• Instruction:
Strip the pictures and reproduce the rest of the listing exactly.

---*---

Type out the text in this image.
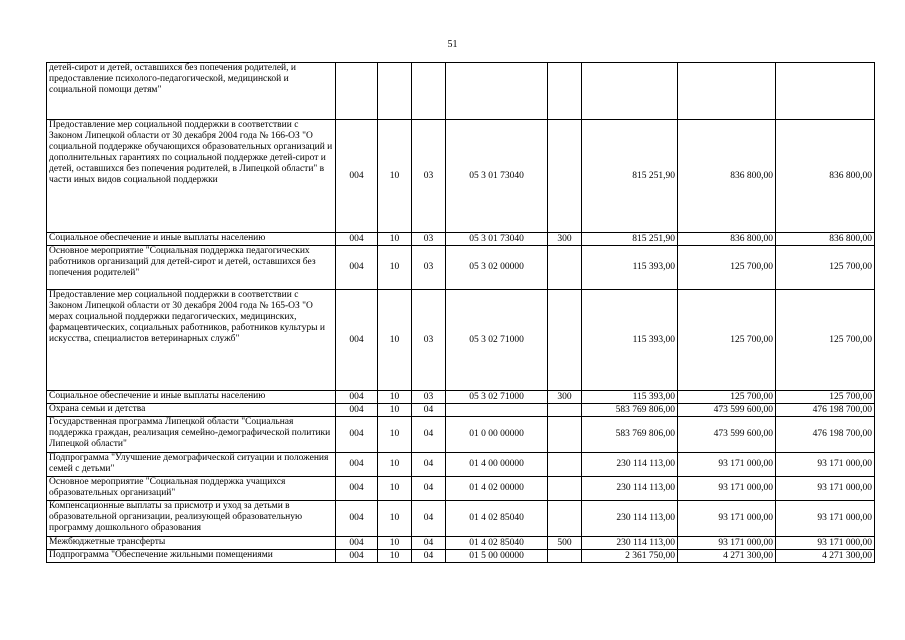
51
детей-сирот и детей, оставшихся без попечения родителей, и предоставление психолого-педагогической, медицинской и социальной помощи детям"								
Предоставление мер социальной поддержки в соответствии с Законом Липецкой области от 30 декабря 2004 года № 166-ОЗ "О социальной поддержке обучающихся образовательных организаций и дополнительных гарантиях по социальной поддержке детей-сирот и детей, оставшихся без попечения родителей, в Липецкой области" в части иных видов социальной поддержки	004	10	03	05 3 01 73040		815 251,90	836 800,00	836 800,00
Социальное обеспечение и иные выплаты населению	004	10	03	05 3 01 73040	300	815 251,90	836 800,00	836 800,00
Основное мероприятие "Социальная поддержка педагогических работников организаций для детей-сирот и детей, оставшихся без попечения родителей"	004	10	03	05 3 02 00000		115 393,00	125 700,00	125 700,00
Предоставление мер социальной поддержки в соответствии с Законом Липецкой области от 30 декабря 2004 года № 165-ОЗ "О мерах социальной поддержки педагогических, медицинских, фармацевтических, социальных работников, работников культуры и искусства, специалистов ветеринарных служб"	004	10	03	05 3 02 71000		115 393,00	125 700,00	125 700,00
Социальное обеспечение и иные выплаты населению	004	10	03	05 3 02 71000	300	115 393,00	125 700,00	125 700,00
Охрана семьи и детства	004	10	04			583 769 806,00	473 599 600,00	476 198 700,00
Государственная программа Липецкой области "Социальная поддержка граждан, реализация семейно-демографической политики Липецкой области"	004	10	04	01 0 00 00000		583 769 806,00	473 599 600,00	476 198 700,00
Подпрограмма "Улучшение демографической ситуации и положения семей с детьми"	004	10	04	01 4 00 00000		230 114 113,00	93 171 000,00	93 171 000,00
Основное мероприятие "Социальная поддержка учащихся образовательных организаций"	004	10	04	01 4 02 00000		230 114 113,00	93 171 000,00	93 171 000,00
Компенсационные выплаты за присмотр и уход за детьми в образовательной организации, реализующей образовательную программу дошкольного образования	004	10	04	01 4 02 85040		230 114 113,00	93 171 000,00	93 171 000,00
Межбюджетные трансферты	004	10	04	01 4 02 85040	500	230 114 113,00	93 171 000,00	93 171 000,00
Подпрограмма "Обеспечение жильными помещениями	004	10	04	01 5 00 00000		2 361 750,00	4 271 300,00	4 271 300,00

---*---

• Written answer:
Type out the text in this image.
51
детей-сирот и детей, оставшихся без попечения родителей, и предоставление психолого-педагогической, медицинской и социальной помощи детям"								
Предоставление мер социальной поддержки в соответствии с Законом Липецкой области от 30 декабря 2004 года № 166-ОЗ "О социальной поддержке обучающихся образовательных организаций и дополнительных гарантиях по социальной поддержке детей-сирот и детей, оставшихся без попечения родителей, в Липецкой области" в части иных видов социальной поддержки	004	10	03	05 3 01 73040		815 251,90	836 800,00	836 800,00
Социальное обеспечение и иные выплаты населению	004	10	03	05 3 01 73040	300	815 251,90	836 800,00	836 800,00
Основное мероприятие "Социальная поддержка педагогических работников организаций для детей-сирот и детей, оставшихся без попечения родителей"	004	10	03	05 3 02 00000		115 393,00	125 700,00	125 700,00
Предоставление мер социальной поддержки в соответствии с Законом Липецкой области от 30 декабря 2004 года № 165-ОЗ "О мерах социальной поддержки педагогических, медицинских, фармацевтических, социальных работников, работников культуры и искусства, специалистов ветеринарных служб"	004	10	03	05 3 02 71000		115 393,00	125 700,00	125 700,00
Социальное обеспечение и иные выплаты населению	004	10	03	05 3 02 71000	300	115 393,00	125 700,00	125 700,00
Охрана семьи и детства	004	10	04			583 769 806,00	473 599 600,00	476 198 700,00
Государственная программа Липецкой области "Социальная поддержка граждан, реализация семейно-демографической политики Липецкой области"	004	10	04	01 0 00 00000		583 769 806,00	473 599 600,00	476 198 700,00
Подпрограмма "Улучшение демографической ситуации и положения семей с детьми"	004	10	04	01 4 00 00000		230 114 113,00	93 171 000,00	93 171 000,00
Основное мероприятие "Социальная поддержка учащихся образовательных организаций"	004	10	04	01 4 02 00000		230 114 113,00	93 171 000,00	93 171 000,00
Компенсационные выплаты за присмотр и уход за детьми в образовательной организации, реализующей образовательную программу дошкольного образования	004	10	04	01 4 02 85040		230 114 113,00	93 171 000,00	93 171 000,00
Межбюджетные трансферты	004	10	04	01 4 02 85040	500	230 114 113,00	93 171 000,00	93 171 000,00
Подпрограмма "Обеспечение жильными помещениями	004	10	04	01 5 00 00000		2 361 750,00	4 271 300,00	4 271 300,00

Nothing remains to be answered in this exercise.